• Problem details: Copy the records from their beginning through the line containing "Text: 218: 218 <box>780 248 870 289</box>", substituting "Rectangle" for "Bar" and leaving all else unchanged. Return only those lines.

• Dataset records:
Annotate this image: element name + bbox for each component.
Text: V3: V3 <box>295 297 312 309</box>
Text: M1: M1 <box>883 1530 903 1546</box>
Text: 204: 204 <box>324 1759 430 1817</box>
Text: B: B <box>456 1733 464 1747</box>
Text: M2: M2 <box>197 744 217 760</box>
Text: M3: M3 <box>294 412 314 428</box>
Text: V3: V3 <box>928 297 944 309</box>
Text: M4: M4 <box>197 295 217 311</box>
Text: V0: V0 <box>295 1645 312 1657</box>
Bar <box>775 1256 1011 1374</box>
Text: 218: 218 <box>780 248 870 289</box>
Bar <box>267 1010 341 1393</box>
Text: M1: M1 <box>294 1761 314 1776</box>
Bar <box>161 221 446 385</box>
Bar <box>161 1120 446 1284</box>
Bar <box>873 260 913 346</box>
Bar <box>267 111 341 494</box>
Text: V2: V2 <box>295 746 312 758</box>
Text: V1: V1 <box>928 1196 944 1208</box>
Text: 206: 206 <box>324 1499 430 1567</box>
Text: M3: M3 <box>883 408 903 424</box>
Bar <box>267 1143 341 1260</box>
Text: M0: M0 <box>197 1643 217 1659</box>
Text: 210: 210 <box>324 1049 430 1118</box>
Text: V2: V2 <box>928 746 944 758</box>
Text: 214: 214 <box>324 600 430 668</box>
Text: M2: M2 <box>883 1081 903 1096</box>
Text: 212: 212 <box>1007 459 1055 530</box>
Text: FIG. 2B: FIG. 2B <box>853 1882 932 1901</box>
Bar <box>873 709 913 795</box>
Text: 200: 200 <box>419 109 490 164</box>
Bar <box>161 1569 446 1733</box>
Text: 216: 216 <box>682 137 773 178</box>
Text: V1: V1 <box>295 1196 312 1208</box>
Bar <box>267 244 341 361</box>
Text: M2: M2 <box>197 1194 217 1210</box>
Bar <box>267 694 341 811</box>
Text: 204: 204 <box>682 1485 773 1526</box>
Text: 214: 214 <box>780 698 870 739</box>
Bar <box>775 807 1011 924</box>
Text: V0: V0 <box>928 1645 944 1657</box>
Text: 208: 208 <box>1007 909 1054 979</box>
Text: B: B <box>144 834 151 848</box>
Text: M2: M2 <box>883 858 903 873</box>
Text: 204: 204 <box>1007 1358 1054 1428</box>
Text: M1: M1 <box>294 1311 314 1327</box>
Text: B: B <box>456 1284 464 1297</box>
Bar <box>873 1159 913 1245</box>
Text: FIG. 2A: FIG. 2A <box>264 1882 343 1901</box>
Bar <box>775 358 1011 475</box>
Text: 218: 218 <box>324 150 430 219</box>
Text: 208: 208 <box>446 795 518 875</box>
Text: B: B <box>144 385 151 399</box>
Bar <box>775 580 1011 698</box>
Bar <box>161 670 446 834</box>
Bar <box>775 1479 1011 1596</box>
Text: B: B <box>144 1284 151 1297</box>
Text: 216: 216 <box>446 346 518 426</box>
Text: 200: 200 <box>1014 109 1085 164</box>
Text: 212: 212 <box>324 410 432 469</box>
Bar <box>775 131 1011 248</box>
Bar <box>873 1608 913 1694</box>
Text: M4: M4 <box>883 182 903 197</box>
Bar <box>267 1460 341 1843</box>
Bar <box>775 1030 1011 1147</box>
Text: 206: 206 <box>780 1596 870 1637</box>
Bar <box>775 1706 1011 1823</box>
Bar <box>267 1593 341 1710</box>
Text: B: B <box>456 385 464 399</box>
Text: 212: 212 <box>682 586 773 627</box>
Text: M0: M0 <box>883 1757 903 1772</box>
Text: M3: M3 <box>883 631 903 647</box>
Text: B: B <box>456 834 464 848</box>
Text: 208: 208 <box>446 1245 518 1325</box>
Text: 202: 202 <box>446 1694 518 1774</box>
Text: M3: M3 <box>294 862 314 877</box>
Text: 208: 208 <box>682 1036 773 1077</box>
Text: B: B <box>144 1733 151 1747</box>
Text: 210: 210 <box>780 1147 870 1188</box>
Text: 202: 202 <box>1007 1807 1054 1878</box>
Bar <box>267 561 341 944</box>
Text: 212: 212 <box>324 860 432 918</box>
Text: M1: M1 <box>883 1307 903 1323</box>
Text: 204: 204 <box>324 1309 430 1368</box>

• The output:
Annotate this image: element name + bbox for each component.
Text: V3: V3 <box>295 297 312 309</box>
Text: M1: M1 <box>883 1530 903 1546</box>
Text: 204: 204 <box>324 1759 430 1817</box>
Text: B: B <box>456 1733 464 1747</box>
Text: M2: M2 <box>197 744 217 760</box>
Text: M3: M3 <box>294 412 314 428</box>
Text: V3: V3 <box>928 297 944 309</box>
Text: M4: M4 <box>197 295 217 311</box>
Text: V0: V0 <box>295 1645 312 1657</box>
Rectangle <box>775 1256 1011 1374</box>
Text: 218: 218 <box>780 248 870 289</box>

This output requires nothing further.